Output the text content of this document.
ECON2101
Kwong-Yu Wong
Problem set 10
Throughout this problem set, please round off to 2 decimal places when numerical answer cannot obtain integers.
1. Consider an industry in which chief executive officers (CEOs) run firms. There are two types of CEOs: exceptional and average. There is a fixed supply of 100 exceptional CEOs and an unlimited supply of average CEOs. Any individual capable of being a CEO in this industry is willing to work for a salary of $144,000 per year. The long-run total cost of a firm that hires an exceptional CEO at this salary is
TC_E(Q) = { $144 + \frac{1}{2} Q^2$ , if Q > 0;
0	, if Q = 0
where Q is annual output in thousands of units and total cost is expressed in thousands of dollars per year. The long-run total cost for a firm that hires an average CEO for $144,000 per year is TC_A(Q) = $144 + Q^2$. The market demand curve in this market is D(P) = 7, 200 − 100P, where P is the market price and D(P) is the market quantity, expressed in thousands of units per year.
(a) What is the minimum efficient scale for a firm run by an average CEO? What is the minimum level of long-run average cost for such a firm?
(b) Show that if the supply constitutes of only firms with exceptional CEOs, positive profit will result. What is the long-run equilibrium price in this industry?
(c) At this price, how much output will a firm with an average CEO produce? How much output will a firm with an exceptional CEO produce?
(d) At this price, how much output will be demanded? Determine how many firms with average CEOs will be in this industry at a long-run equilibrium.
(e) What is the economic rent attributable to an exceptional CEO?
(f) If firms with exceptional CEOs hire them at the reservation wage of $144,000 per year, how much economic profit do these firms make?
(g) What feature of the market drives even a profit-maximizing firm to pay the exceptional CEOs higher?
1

• • •

▸ **SHORT TASK**: Each line that holds the word "long" is to be copied.

▸ **WORKED ANSWER**:
1. Consider an industry in which chief executive officers (CEOs) run firms. There are two types of CEOs: exceptional and average. There is a fixed supply of 100 exceptional CEOs and an unlimited supply of average CEOs. Any individual capable of being a CEO in this industry is willing to work for a salary of $144,000 per year. The long-run total cost of a firm that hires an exceptional CEO at this salary is
where Q is annual output in thousands of units and total cost is expressed in thousands of dollars per year. The long-run total cost for a firm that hires an average CEO for $144,000 per year is TC_A(Q) = $144 + Q^2$. The market demand curve in this market is D(P) = 7, 200 − 100P, where P is the market price and D(P) is the market quantity, expressed in thousands of units per year.
(a) What is the minimum efficient scale for a firm run by an average CEO? What is the minimum level of long-run average cost for such a firm?
(b) Show that if the supply constitutes of only firms with exceptional CEOs, positive profit will result. What is the long-run equilibrium price in this industry?
(d) At this price, how much output will be demanded? Determine how many firms with average CEOs will be in this industry at a long-run equilibrium.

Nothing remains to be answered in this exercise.